What the exercise asks:
From the line that includes "Output a JSON" to the last line of the records, inclusive, repeat each line exactly.

☆ ☆ ☆ ☆

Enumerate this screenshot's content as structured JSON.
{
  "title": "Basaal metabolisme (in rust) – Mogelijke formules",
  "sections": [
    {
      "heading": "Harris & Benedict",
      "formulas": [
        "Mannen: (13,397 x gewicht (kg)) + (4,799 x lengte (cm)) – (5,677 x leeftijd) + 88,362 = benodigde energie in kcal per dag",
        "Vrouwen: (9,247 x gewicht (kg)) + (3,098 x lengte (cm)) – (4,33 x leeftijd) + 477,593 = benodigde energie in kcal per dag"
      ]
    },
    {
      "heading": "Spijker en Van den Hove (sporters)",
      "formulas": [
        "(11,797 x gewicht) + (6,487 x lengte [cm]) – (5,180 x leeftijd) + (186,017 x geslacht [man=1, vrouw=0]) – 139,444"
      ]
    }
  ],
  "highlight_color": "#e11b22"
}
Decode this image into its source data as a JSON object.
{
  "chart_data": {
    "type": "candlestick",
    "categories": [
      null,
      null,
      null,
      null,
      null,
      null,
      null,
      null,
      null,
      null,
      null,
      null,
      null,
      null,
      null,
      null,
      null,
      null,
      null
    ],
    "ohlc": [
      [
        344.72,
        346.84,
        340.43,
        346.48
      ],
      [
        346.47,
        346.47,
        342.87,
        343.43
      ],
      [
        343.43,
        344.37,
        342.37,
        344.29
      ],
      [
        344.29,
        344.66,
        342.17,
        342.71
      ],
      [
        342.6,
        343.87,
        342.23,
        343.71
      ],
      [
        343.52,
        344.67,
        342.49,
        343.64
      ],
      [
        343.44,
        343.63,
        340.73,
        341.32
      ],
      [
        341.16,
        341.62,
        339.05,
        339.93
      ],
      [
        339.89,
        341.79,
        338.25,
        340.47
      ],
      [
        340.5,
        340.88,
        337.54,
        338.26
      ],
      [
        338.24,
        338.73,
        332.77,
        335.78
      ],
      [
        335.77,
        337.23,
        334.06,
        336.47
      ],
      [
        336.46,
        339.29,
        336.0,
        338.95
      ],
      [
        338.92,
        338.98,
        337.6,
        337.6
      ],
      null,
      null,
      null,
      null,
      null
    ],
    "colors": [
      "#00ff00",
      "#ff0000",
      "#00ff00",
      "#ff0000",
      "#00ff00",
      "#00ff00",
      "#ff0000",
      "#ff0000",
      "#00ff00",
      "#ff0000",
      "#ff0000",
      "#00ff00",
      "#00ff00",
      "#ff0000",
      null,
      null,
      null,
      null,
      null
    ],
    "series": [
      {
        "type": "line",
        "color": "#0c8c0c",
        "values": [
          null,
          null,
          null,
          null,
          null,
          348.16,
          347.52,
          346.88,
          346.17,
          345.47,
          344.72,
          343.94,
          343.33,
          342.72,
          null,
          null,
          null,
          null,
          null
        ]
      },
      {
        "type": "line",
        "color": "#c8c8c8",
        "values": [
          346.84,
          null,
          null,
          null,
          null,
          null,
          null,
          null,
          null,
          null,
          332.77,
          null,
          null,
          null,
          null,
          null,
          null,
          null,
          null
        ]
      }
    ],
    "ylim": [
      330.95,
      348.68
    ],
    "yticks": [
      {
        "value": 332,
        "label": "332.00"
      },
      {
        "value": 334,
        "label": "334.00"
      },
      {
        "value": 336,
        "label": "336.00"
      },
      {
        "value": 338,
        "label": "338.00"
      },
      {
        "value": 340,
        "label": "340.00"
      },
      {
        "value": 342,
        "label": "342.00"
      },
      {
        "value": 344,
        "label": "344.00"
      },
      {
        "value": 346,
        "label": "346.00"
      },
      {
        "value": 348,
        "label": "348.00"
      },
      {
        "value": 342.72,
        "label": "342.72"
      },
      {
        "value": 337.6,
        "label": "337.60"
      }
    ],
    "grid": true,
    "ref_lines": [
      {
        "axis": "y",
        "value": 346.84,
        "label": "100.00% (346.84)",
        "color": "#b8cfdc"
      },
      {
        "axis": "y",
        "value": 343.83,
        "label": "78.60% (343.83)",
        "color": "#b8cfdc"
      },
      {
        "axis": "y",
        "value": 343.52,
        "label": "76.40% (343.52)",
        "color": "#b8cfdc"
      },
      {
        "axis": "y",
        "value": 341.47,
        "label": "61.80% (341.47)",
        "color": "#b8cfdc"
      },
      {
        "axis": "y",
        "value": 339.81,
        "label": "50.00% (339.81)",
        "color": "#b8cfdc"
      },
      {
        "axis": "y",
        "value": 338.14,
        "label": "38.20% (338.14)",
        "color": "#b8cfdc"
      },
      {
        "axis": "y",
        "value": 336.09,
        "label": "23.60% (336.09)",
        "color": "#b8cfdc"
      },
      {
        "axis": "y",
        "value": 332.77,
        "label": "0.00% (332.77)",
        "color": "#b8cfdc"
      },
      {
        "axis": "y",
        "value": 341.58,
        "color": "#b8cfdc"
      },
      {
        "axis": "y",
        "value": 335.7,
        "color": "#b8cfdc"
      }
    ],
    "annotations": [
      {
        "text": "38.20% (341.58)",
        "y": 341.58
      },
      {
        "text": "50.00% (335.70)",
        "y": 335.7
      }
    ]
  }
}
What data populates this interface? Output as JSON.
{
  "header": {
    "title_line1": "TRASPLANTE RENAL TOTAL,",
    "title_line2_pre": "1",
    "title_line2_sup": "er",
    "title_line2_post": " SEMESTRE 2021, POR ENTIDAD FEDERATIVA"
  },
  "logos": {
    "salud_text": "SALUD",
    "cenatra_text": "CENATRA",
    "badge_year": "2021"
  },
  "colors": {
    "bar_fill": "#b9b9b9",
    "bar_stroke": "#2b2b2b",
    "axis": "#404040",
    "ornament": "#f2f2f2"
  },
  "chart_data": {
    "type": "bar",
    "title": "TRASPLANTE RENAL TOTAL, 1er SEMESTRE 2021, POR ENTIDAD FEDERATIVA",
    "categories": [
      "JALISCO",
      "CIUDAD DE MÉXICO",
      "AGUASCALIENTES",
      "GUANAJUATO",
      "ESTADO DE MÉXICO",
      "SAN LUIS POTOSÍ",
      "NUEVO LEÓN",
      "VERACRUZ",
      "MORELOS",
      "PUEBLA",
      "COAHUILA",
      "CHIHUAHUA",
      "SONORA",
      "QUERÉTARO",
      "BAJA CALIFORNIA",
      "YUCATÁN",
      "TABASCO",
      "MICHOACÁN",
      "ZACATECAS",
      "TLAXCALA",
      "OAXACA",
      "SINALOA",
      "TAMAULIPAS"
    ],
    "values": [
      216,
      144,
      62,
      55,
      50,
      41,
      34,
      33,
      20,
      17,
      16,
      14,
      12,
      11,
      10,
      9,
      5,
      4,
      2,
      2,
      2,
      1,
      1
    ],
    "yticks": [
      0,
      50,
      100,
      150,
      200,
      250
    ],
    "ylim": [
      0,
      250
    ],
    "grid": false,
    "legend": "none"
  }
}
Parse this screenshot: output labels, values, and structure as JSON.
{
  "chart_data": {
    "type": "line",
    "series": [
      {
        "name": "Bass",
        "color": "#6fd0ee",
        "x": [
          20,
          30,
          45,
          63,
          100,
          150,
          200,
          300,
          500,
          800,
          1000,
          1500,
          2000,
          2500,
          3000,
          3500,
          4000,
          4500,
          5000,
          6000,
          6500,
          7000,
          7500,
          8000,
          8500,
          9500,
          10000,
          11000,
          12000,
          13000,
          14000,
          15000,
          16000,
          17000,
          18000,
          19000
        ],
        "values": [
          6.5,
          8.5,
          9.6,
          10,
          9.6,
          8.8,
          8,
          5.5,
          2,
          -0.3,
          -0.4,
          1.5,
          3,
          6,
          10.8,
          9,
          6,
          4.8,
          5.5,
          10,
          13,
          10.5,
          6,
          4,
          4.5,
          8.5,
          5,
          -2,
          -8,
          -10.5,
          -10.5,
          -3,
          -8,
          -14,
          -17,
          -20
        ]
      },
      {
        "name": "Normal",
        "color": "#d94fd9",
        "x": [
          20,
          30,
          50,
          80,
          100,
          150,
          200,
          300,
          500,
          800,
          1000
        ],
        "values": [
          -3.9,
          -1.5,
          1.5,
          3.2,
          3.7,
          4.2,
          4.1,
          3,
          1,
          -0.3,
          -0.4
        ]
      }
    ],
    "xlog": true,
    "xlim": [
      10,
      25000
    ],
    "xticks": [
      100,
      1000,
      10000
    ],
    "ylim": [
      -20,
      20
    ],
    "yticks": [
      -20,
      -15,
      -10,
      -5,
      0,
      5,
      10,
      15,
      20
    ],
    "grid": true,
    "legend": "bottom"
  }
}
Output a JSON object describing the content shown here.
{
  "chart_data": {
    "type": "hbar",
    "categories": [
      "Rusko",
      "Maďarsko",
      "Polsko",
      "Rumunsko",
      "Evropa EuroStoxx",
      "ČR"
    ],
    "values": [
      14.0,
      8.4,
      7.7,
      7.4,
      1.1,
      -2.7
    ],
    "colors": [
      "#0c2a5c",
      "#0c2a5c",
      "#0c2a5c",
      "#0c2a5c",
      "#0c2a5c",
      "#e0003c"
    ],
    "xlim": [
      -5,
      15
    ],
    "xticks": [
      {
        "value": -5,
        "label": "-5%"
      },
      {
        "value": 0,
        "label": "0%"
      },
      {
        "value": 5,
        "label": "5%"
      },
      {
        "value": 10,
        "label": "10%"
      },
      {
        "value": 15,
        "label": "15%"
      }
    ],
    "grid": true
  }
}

☆ ☆ ☆ ☆

Solution to this task:
Output a JSON object describing the content shown here.
{
  "chart_data": {
    "type": "hbar",
    "categories": [
      "Rusko",
      "Maďarsko",
      "Polsko",
      "Rumunsko",
      "Evropa EuroStoxx",
      "ČR"
    ],
    "values": [
      14.0,
      8.4,
      7.7,
      7.4,
      1.1,
      -2.7
    ],
    "colors": [
      "#0c2a5c",
      "#0c2a5c",
      "#0c2a5c",
      "#0c2a5c",
      "#0c2a5c",
      "#e0003c"
    ],
    "xlim": [
      -5,
      15
    ],
    "xticks": [
      {
        "value": -5,
        "label": "-5%"
      },
      {
        "value": 0,
        "label": "0%"
      },
      {
        "value": 5,
        "label": "5%"
      },
      {
        "value": 10,
        "label": "10%"
      },
      {
        "value": 15,
        "label": "15%"
      }
    ],
    "grid": true
  }
}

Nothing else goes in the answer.